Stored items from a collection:
..............................

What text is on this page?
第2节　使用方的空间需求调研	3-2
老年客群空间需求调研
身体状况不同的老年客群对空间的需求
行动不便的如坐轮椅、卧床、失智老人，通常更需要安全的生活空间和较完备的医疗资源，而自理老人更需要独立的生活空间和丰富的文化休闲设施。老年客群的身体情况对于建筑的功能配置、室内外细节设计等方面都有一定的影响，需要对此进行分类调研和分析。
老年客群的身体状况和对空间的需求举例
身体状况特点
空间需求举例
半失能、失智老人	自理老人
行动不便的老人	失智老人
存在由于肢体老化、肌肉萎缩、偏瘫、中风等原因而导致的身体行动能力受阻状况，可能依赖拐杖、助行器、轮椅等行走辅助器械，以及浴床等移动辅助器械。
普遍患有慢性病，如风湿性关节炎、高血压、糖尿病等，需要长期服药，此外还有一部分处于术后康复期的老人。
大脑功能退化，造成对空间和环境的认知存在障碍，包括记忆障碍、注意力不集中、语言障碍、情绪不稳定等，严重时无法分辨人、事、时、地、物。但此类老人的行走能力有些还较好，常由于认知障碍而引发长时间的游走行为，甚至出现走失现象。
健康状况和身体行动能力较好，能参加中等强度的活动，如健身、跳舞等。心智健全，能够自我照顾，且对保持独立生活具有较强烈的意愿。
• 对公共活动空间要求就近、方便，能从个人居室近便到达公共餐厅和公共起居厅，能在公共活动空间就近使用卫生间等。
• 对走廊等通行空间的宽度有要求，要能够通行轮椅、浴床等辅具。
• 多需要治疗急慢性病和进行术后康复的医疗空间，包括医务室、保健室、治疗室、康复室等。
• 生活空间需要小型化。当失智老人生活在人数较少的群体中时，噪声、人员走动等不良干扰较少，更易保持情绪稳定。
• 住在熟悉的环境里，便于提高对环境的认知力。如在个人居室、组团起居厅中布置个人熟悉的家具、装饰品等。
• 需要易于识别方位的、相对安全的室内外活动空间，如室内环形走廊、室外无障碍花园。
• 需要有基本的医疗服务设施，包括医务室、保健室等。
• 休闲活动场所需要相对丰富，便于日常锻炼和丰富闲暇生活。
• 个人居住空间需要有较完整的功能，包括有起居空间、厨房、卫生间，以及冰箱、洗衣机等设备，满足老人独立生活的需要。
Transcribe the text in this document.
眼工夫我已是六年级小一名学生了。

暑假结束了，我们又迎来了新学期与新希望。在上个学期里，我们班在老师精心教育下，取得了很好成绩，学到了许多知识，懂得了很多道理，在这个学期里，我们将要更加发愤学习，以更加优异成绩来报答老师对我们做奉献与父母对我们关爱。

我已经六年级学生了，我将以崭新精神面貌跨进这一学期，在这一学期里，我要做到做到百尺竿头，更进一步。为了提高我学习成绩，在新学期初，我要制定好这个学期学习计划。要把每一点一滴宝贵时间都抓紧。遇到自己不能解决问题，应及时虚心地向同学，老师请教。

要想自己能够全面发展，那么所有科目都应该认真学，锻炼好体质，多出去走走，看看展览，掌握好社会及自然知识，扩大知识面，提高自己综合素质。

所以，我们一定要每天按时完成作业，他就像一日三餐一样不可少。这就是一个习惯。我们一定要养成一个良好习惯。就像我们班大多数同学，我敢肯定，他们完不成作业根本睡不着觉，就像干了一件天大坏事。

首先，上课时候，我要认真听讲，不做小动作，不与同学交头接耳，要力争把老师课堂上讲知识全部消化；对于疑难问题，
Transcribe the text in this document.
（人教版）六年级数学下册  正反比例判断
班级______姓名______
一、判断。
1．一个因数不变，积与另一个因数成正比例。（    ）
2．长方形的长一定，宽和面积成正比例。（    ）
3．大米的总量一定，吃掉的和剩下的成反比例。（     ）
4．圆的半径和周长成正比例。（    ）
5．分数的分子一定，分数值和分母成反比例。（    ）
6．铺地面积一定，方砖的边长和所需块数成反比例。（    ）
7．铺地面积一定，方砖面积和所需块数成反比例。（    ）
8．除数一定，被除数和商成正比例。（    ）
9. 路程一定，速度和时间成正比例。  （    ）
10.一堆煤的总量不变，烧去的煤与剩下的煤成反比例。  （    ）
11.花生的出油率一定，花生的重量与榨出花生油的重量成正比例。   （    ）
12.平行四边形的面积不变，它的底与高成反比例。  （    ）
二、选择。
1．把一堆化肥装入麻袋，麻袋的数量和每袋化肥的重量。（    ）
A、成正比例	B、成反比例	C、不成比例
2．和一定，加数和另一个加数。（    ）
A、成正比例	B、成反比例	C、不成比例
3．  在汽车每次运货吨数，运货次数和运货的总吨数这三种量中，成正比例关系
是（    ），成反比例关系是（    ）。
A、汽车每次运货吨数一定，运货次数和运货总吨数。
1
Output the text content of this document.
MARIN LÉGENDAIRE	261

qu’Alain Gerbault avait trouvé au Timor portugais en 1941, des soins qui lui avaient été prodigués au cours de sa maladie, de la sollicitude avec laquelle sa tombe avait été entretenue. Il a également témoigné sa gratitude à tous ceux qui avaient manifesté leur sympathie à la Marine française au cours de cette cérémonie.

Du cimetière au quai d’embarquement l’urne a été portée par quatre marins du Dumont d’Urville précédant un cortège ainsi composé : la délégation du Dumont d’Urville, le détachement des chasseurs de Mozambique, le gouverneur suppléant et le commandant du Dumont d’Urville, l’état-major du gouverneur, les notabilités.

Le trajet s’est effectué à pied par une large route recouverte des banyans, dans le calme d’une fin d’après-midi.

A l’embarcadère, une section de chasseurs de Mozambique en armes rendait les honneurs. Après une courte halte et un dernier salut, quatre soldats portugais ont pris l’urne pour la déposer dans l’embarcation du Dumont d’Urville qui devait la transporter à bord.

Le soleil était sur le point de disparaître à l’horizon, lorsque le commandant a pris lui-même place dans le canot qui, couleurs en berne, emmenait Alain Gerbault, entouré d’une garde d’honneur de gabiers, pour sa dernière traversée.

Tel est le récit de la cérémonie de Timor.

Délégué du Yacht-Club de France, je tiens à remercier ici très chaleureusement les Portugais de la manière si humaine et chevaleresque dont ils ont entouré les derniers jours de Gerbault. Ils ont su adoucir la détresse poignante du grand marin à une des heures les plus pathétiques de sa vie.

..............................

▸ **GIVEN TASK**: Take the listing above and write it out again exactly.

▸ **TASK ANSWER**:
What text is on this page?
第2节　使用方的空间需求调研	3-2
老年客群空间需求调研
身体状况不同的老年客群对空间的需求
行动不便的如坐轮椅、卧床、失智老人，通常更需要安全的生活空间和较完备的医疗资源，而自理老人更需要独立的生活空间和丰富的文化休闲设施。老年客群的身体情况对于建筑的功能配置、室内外细节设计等方面都有一定的影响，需要对此进行分类调研和分析。
老年客群的身体状况和对空间的需求举例
身体状况特点
空间需求举例
半失能、失智老人	自理老人
行动不便的老人	失智老人
存在由于肢体老化、肌肉萎缩、偏瘫、中风等原因而导致的身体行动能力受阻状况，可能依赖拐杖、助行器、轮椅等行走辅助器械，以及浴床等移动辅助器械。
普遍患有慢性病，如风湿性关节炎、高血压、糖尿病等，需要长期服药，此外还有一部分处于术后康复期的老人。
大脑功能退化，造成对空间和环境的认知存在障碍，包括记忆障碍、注意力不集中、语言障碍、情绪不稳定等，严重时无法分辨人、事、时、地、物。但此类老人的行走能力有些还较好，常由于认知障碍而引发长时间的游走行为，甚至出现走失现象。
健康状况和身体行动能力较好，能参加中等强度的活动，如健身、跳舞等。心智健全，能够自我照顾，且对保持独立生活具有较强烈的意愿。
• 对公共活动空间要求就近、方便，能从个人居室近便到达公共餐厅和公共起居厅，能在公共活动空间就近使用卫生间等。
• 对走廊等通行空间的宽度有要求，要能够通行轮椅、浴床等辅具。
• 多需要治疗急慢性病和进行术后康复的医疗空间，包括医务室、保健室、治疗室、康复室等。
• 生活空间需要小型化。当失智老人生活在人数较少的群体中时，噪声、人员走动等不良干扰较少，更易保持情绪稳定。
• 住在熟悉的环境里，便于提高对环境的认知力。如在个人居室、组团起居厅中布置个人熟悉的家具、装饰品等。
• 需要易于识别方位的、相对安全的室内外活动空间，如室内环形走廊、室外无障碍花园。
• 需要有基本的医疗服务设施，包括医务室、保健室等。
• 休闲活动场所需要相对丰富，便于日常锻炼和丰富闲暇生活。
• 个人居住空间需要有较完整的功能，包括有起居空间、厨房、卫生间，以及冰箱、洗衣机等设备，满足老人独立生活的需要。
Transcribe the text in this document.
眼工夫我已是六年级小一名学生了。

暑假结束了，我们又迎来了新学期与新希望。在上个学期里，我们班在老师精心教育下，取得了很好成绩，学到了许多知识，懂得了很多道理，在这个学期里，我们将要更加发愤学习，以更加优异成绩来报答老师对我们做奉献与父母对我们关爱。

我已经六年级学生了，我将以崭新精神面貌跨进这一学期，在这一学期里，我要做到做到百尺竿头，更进一步。为了提高我学习成绩，在新学期初，我要制定好这个学期学习计划。要把每一点一滴宝贵时间都抓紧。遇到自己不能解决问题，应及时虚心地向同学，老师请教。

要想自己能够全面发展，那么所有科目都应该认真学，锻炼好体质，多出去走走，看看展览，掌握好社会及自然知识，扩大知识面，提高自己综合素质。

所以，我们一定要每天按时完成作业，他就像一日三餐一样不可少。这就是一个习惯。我们一定要养成一个良好习惯。就像我们班大多数同学，我敢肯定，他们完不成作业根本睡不着觉，就像干了一件天大坏事。

首先，上课时候，我要认真听讲，不做小动作，不与同学交头接耳，要力争把老师课堂上讲知识全部消化；对于疑难问题，
Transcribe the text in this document.
（人教版）六年级数学下册  正反比例判断
班级______姓名______
一、判断。
1．一个因数不变，积与另一个因数成正比例。（    ）
2．长方形的长一定，宽和面积成正比例。（    ）
3．大米的总量一定，吃掉的和剩下的成反比例。（     ）
4．圆的半径和周长成正比例。（    ）
5．分数的分子一定，分数值和分母成反比例。（    ）
6．铺地面积一定，方砖的边长和所需块数成反比例。（    ）
7．铺地面积一定，方砖面积和所需块数成反比例。（    ）
8．除数一定，被除数和商成正比例。（    ）
9. 路程一定，速度和时间成正比例。  （    ）
10.一堆煤的总量不变，烧去的煤与剩下的煤成反比例。  （    ）
11.花生的出油率一定，花生的重量与榨出花生油的重量成正比例。   （    ）
12.平行四边形的面积不变，它的底与高成反比例。  （    ）
二、选择。
1．把一堆化肥装入麻袋，麻袋的数量和每袋化肥的重量。（    ）
A、成正比例	B、成反比例	C、不成比例
2．和一定，加数和另一个加数。（    ）
A、成正比例	B、成反比例	C、不成比例
3．  在汽车每次运货吨数，运货次数和运货的总吨数这三种量中，成正比例关系
是（    ），成反比例关系是（    ）。
A、汽车每次运货吨数一定，运货次数和运货总吨数。
1
Output the text content of this document.
MARIN LÉGENDAIRE	261

qu’Alain Gerbault avait trouvé au Timor portugais en 1941, des soins qui lui avaient été prodigués au cours de sa maladie, de la sollicitude avec laquelle sa tombe avait été entretenue. Il a également témoigné sa gratitude à tous ceux qui avaient manifesté leur sympathie à la Marine française au cours de cette cérémonie.

Du cimetière au quai d’embarquement l’urne a été portée par quatre marins du Dumont d’Urville précédant un cortège ainsi composé : la délégation du Dumont d’Urville, le détachement des chasseurs de Mozambique, le gouverneur suppléant et le commandant du Dumont d’Urville, l’état-major du gouverneur, les notabilités.

Le trajet s’est effectué à pied par une large route recouverte des banyans, dans le calme d’une fin d’après-midi.

A l’embarcadère, une section de chasseurs de Mozambique en armes rendait les honneurs. Après une courte halte et un dernier salut, quatre soldats portugais ont pris l’urne pour la déposer dans l’embarcation du Dumont d’Urville qui devait la transporter à bord.

Le soleil était sur le point de disparaître à l’horizon, lorsque le commandant a pris lui-même place dans le canot qui, couleurs en berne, emmenait Alain Gerbault, entouré d’une garde d’honneur de gabiers, pour sa dernière traversée.

Tel est le récit de la cérémonie de Timor.

Délégué du Yacht-Club de France, je tiens à remercier ici très chaleureusement les Portugais de la manière si humaine et chevaleresque dont ils ont entouré les derniers jours de Gerbault. Ils ont su adoucir la détresse poignante du grand marin à une des heures les plus pathétiques de sa vie.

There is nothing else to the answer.